* What you should do: Filter the records below down to lines containing "ylabel".

* Given records:
--- --- ---
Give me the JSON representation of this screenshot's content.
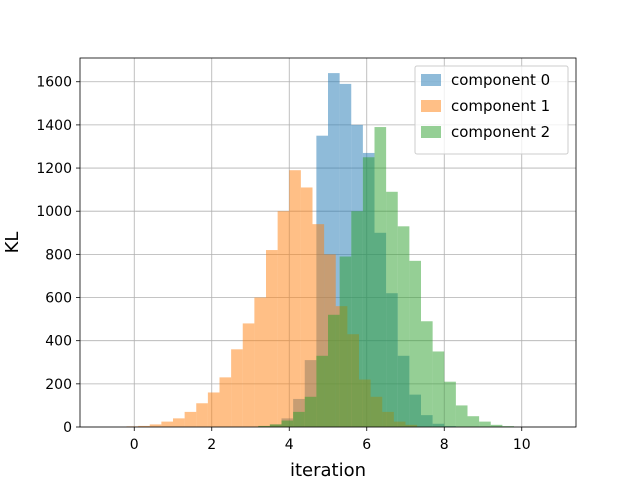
{
  "chart_data": {
    "type": "bar",
    "histogram": true,
    "title": "",
    "xlabel": "iteration",
    "ylabel": "KL",
    "xlim": [
      -1.4,
      11.4
    ],
    "ylim": [
      0,
      1710
    ],
    "xticks": [
      0,
      2,
      4,
      6,
      8,
      10
    ],
    "yticks": [
      0,
      200,
      400,
      600,
      800,
      1000,
      1200,
      1400,
      1600
    ],
    "grid": true,
    "legend_position": "top-right",
    "bin_width": 0.3,
    "series": [
      {
        "name": "component 0",
        "color": "#1f77b4",
        "alpha": 0.5,
        "bins": [
          {
            "x0": 3.2,
            "count": 3
          },
          {
            "x0": 3.5,
            "count": 12
          },
          {
            "x0": 3.8,
            "count": 40
          },
          {
            "x0": 4.1,
            "count": 130
          },
          {
            "x0": 4.4,
            "count": 310
          },
          {
            "x0": 4.7,
            "count": 1350
          },
          {
            "x0": 5.0,
            "count": 1640
          },
          {
            "x0": 5.3,
            "count": 1590
          },
          {
            "x0": 5.6,
            "count": 1400
          },
          {
            "x0": 5.9,
            "count": 1270
          },
          {
            "x0": 6.2,
            "count": 900
          },
          {
            "x0": 6.5,
            "count": 620
          },
          {
            "x0": 6.8,
            "count": 330
          },
          {
            "x0": 7.1,
            "count": 150
          },
          {
            "x0": 7.4,
            "count": 55
          },
          {
            "x0": 7.7,
            "count": 15
          },
          {
            "x0": 8.0,
            "count": 4
          }
        ]
      },
      {
        "name": "component 1",
        "color": "#ff7f0e",
        "alpha": 0.5,
        "bins": [
          {
            "x0": -0.2,
            "count": 3
          },
          {
            "x0": 0.1,
            "count": 5
          },
          {
            "x0": 0.4,
            "count": 12
          },
          {
            "x0": 0.7,
            "count": 25
          },
          {
            "x0": 1.0,
            "count": 40
          },
          {
            "x0": 1.3,
            "count": 70
          },
          {
            "x0": 1.6,
            "count": 110
          },
          {
            "x0": 1.9,
            "count": 160
          },
          {
            "x0": 2.2,
            "count": 230
          },
          {
            "x0": 2.5,
            "count": 360
          },
          {
            "x0": 2.8,
            "count": 480
          },
          {
            "x0": 3.1,
            "count": 600
          },
          {
            "x0": 3.4,
            "count": 820
          },
          {
            "x0": 3.7,
            "count": 1000
          },
          {
            "x0": 4.0,
            "count": 1190
          },
          {
            "x0": 4.3,
            "count": 1110
          },
          {
            "x0": 4.6,
            "count": 940
          },
          {
            "x0": 4.9,
            "count": 800
          },
          {
            "x0": 5.2,
            "count": 560
          },
          {
            "x0": 5.5,
            "count": 430
          },
          {
            "x0": 5.8,
            "count": 220
          },
          {
            "x0": 6.1,
            "count": 140
          },
          {
            "x0": 6.4,
            "count": 70
          },
          {
            "x0": 6.7,
            "count": 25
          },
          {
            "x0": 7.0,
            "count": 10
          }
        ]
      },
      {
        "name": "component 2",
        "color": "#2ca02c",
        "alpha": 0.5,
        "bins": [
          {
            "x0": 3.2,
            "count": 5
          },
          {
            "x0": 3.5,
            "count": 12
          },
          {
            "x0": 3.8,
            "count": 30
          },
          {
            "x0": 4.1,
            "count": 70
          },
          {
            "x0": 4.4,
            "count": 140
          },
          {
            "x0": 4.7,
            "count": 330
          },
          {
            "x0": 5.0,
            "count": 520
          },
          {
            "x0": 5.3,
            "count": 790
          },
          {
            "x0": 5.6,
            "count": 1000
          },
          {
            "x0": 5.9,
            "count": 1250
          },
          {
            "x0": 6.2,
            "count": 1390
          },
          {
            "x0": 6.5,
            "count": 1090
          },
          {
            "x0": 6.8,
            "count": 930
          },
          {
            "x0": 7.1,
            "count": 770
          },
          {
            "x0": 7.4,
            "count": 490
          },
          {
            "x0": 7.7,
            "count": 350
          },
          {
            "x0": 8.0,
            "count": 210
          },
          {
            "x0": 8.3,
            "count": 100
          },
          {
            "x0": 8.6,
            "count": 50
          },
          {
            "x0": 8.9,
            "count": 25
          },
          {
            "x0": 9.2,
            "count": 10
          },
          {
            "x0": 9.5,
            "count": 4
          }
        ]
      }
    ]
  }
}
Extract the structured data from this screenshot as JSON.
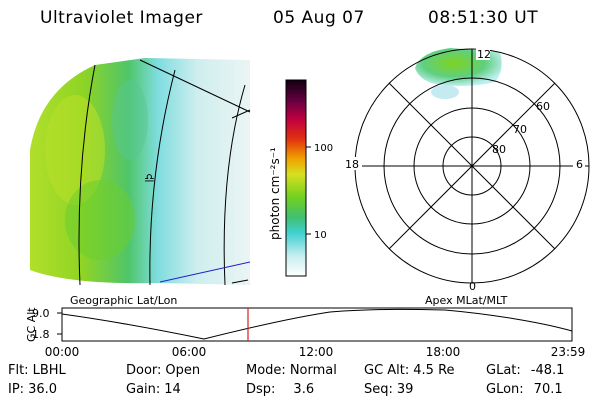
{
  "header": {
    "title": "Ultraviolet Imager",
    "date": "05 Aug 07",
    "time": "08:51:30 UT"
  },
  "colorbar": {
    "label": "photon cm⁻²s⁻¹",
    "ticks": [
      "100",
      "10"
    ]
  },
  "left_map": {
    "caption": "Geographic Lat/Lon"
  },
  "right_map": {
    "caption": "Apex MLat/MLT",
    "mlt_labels": {
      "top": "12",
      "bottom": "0",
      "left": "18",
      "right": "6"
    },
    "lat_labels": [
      "60",
      "70",
      "80"
    ]
  },
  "orbit_plot": {
    "ylabel": "GC Alt",
    "yticks": [
      "9.0",
      "1.8"
    ],
    "xticks": [
      "00:00",
      "06:00",
      "12:00",
      "18:00",
      "23:59"
    ]
  },
  "info": {
    "flt_label": "Flt:",
    "flt_value": "LBHL",
    "ip_label": "IP:",
    "ip_value": "36.0",
    "door_label": "Door:",
    "door_value": "Open",
    "gain_label": "Gain:",
    "gain_value": "14",
    "mode_label": "Mode:",
    "mode_value": "Normal",
    "dsp_label": "Dsp:",
    "dsp_value": "3.6",
    "gcalt_label": "GC Alt:",
    "gcalt_value": "4.5 Re",
    "seq_label": "Seq:",
    "seq_value": "39",
    "glat_label": "GLat:",
    "glat_value": "-48.1",
    "glon_label": "GLon:",
    "glon_value": "70.1"
  },
  "colors": {
    "aurora_green": "#7ed321",
    "aurora_yellow": "#c8e830",
    "aurora_cyan": "#7fe0e8",
    "marker_red": "#d62020"
  }
}
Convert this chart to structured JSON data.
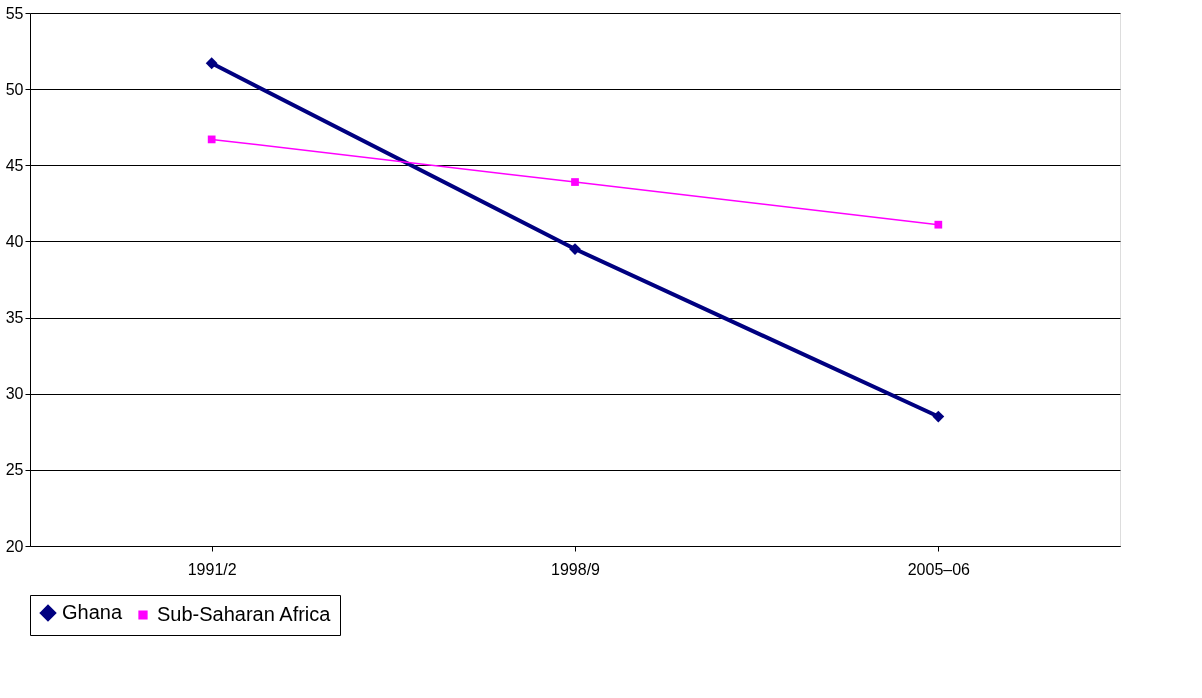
{
  "chart_data": {
    "type": "line",
    "categories": [
      "1991/2",
      "1998/9",
      "2005–06"
    ],
    "series": [
      {
        "name": "Ghana",
        "color": "#000080",
        "marker": "diamond",
        "values": [
          51.7,
          39.5,
          28.5
        ]
      },
      {
        "name": "Sub-Saharan Africa",
        "color": "#ff00ff",
        "marker": "square",
        "values": [
          46.7,
          43.9,
          41.1
        ]
      }
    ],
    "ylim": [
      20,
      55
    ],
    "yticks": [
      20,
      25,
      30,
      35,
      40,
      45,
      50,
      55
    ],
    "grid": "y",
    "legend": "bottom"
  }
}
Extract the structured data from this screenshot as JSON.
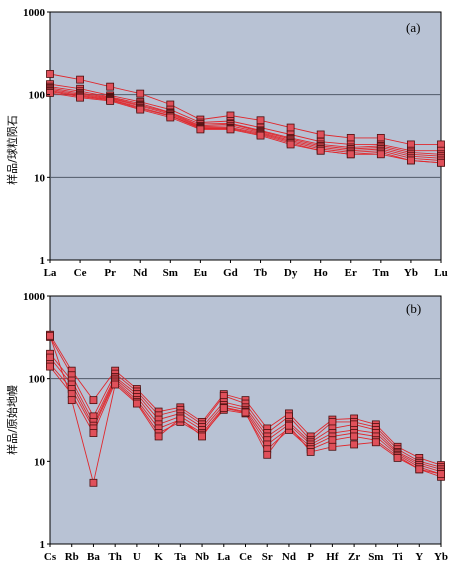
{
  "colors": {
    "plot_bg": "#b8c2d4",
    "line": "#e0282d",
    "marker_fill": "#e0505a",
    "marker_edge": "#4a0e0e",
    "grid": "#505a68"
  },
  "chart_data": [
    {
      "type": "line",
      "panel_label": "(a)",
      "ylabel": "样品/球粒陨石",
      "yscale": "log",
      "ylim": [
        1,
        1000
      ],
      "yticks": [
        "1",
        "10",
        "100",
        "1000"
      ],
      "grid": "horizontal at 10 and 100",
      "categories": [
        "La",
        "Ce",
        "Pr",
        "Nd",
        "Sm",
        "Eu",
        "Gd",
        "Tb",
        "Dy",
        "Ho",
        "Er",
        "Tm",
        "Yb",
        "Lu"
      ],
      "series": [
        {
          "values": [
            178,
            152,
            125,
            103,
            76,
            50,
            56,
            49,
            40,
            33,
            30,
            30,
            25,
            25
          ]
        },
        {
          "values": [
            134,
            118,
            98,
            82,
            66,
            46,
            48,
            40,
            33,
            27,
            25,
            25,
            21,
            21
          ]
        },
        {
          "values": [
            125,
            110,
            94,
            78,
            61,
            44,
            45,
            37,
            30,
            25,
            23,
            24,
            20,
            19
          ]
        },
        {
          "values": [
            120,
            105,
            92,
            75,
            60,
            42,
            44,
            36,
            29,
            24,
            22,
            23,
            19,
            18
          ]
        },
        {
          "values": [
            116,
            101,
            90,
            73,
            58,
            41,
            42,
            35,
            28,
            23,
            21,
            22,
            18,
            17
          ]
        },
        {
          "values": [
            112,
            98,
            88,
            70,
            56,
            40,
            40,
            34,
            27,
            22,
            20,
            21,
            17,
            16
          ]
        },
        {
          "values": [
            109,
            95,
            86,
            68,
            55,
            39,
            39,
            33,
            26,
            21,
            19,
            20,
            16,
            15
          ]
        },
        {
          "values": [
            105,
            92,
            84,
            66,
            53,
            38,
            38,
            32,
            25,
            21,
            19,
            19,
            16,
            15
          ]
        }
      ]
    },
    {
      "type": "line",
      "panel_label": "(b)",
      "ylabel": "样品/原始地幔",
      "yscale": "log",
      "ylim": [
        1,
        1000
      ],
      "yticks": [
        "1",
        "10",
        "100",
        "1000"
      ],
      "grid": "horizontal at 100",
      "categories": [
        "Cs",
        "Rb",
        "Ba",
        "Th",
        "U",
        "K",
        "Ta",
        "Nb",
        "La",
        "Ce",
        "Sr",
        "Nd",
        "P",
        "Hf",
        "Zr",
        "Sm",
        "Ti",
        "Y",
        "Yb"
      ],
      "series": [
        {
          "values": [
            340,
            125,
            55,
            125,
            75,
            40,
            45,
            30,
            65,
            55,
            25,
            38,
            20,
            32,
            33,
            28,
            15,
            11,
            9
          ]
        },
        {
          "values": [
            320,
            110,
            35,
            115,
            70,
            36,
            42,
            28,
            62,
            50,
            22,
            35,
            18,
            30,
            30,
            26,
            14,
            10,
            8.5
          ]
        },
        {
          "values": [
            200,
            95,
            30,
            105,
            65,
            32,
            38,
            26,
            52,
            45,
            20,
            30,
            17,
            25,
            28,
            24,
            13,
            9.5,
            8
          ]
        },
        {
          "values": [
            180,
            85,
            27,
            100,
            60,
            28,
            35,
            24,
            48,
            42,
            18,
            28,
            16,
            22,
            24,
            22,
            12.5,
            9,
            7.5
          ]
        },
        {
          "values": [
            150,
            75,
            25,
            95,
            55,
            25,
            32,
            22,
            45,
            40,
            16,
            25,
            15,
            20,
            22,
            20,
            12,
            8.5,
            7
          ]
        },
        {
          "values": [
            140,
            65,
            22,
            90,
            52,
            22,
            30,
            21,
            42,
            38,
            14,
            24,
            14,
            18,
            20,
            18,
            11.5,
            8,
            6.5
          ]
        },
        {
          "values": [
            330,
            55,
            5.5,
            85,
            50,
            20,
            33,
            20,
            44,
            39,
            12,
            27,
            13,
            15,
            16,
            17,
            11,
            8,
            7
          ]
        }
      ]
    }
  ]
}
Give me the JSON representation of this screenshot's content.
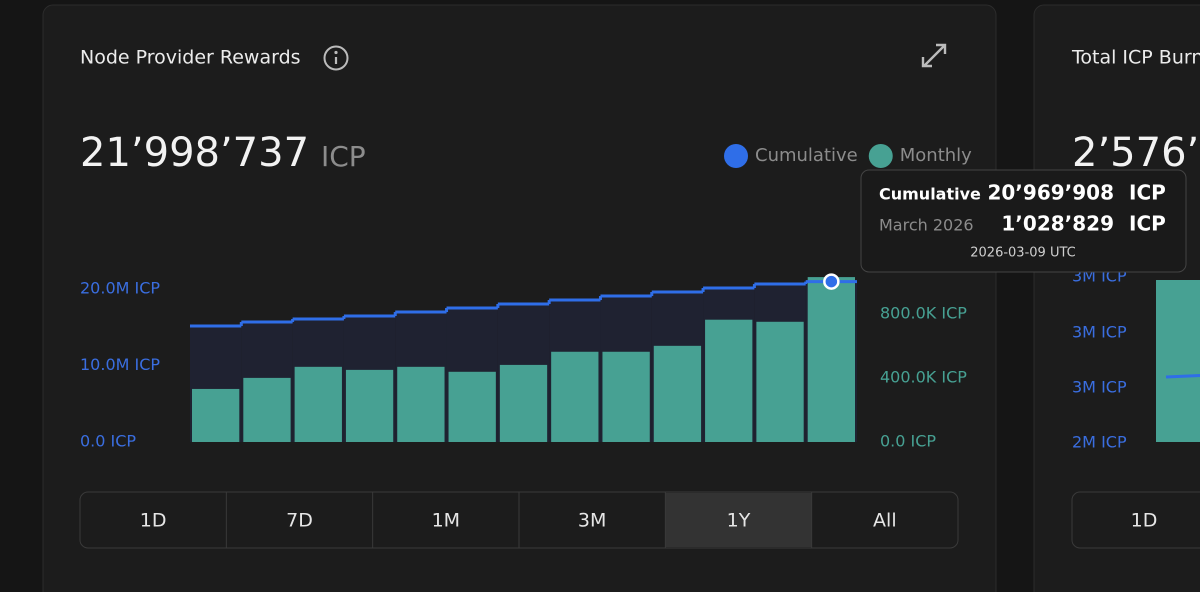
{
  "card": {
    "range_buttons": [
      "1D",
      "7D",
      "1M",
      "3M",
      "1Y",
      "All"
    ],
    "selected": "1Y"
  },
  "chart_data": {
    "type": "bar",
    "title": "Node Provider Rewards",
    "total": "21’998’737",
    "total_unit": "ICP",
    "categories": [
      null,
      null,
      null,
      null,
      null,
      null,
      null,
      null,
      null,
      null,
      null,
      null,
      null
    ],
    "series": [
      {
        "name": "Cumulative",
        "type": "line",
        "color": "#2f6ee8",
        "axis": "y",
        "values": [
          15160000,
          15690000,
          16080000,
          16470000,
          16990000,
          17520000,
          18040000,
          18560000,
          19080000,
          19610000,
          20130000,
          20650000,
          20969908
        ]
      },
      {
        "name": "Monthly",
        "type": "bar",
        "color": "#47a193",
        "axis": "y2",
        "values": [
          331000,
          400000,
          469000,
          450000,
          469000,
          438000,
          481000,
          563000,
          563000,
          600000,
          763000,
          750000,
          1028829
        ]
      }
    ],
    "ylim": [
      0,
      22000000
    ],
    "yticks": [
      {
        "value": 0,
        "label": "0.0 ICP"
      },
      {
        "value": 10000000,
        "label": "10.0M ICP"
      },
      {
        "value": 20000000,
        "label": "20.0M ICP"
      }
    ],
    "y2lim": [
      0,
      1050000
    ],
    "y2ticks": [
      {
        "value": 0,
        "label": "0.0 ICP"
      },
      {
        "value": 400000,
        "label": "400.0K ICP"
      },
      {
        "value": 800000,
        "label": "800.0K ICP"
      }
    ],
    "legend": "top-right",
    "tooltip": {
      "series_label": "Cumulative",
      "series_value": "20’969’908",
      "series_unit": "ICP",
      "period_label": "March 2026",
      "period_value": "1’028’829",
      "period_unit": "ICP",
      "date": "2026-03-09 UTC"
    }
  },
  "second_card": {
    "title": "Total ICP Burn",
    "total": "2’576’",
    "axis_labels": [
      "3M ICP",
      "3M ICP",
      "3M ICP",
      "2M ICP"
    ],
    "range_buttons": [
      "1D"
    ]
  }
}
--- --- ---
* Written solution:
    "ylabel": "KL",
    "ylabel": "GC Alt",
      "ylabel": "样品/球粒陨石",
      "ylabel": "样品/原始地幔",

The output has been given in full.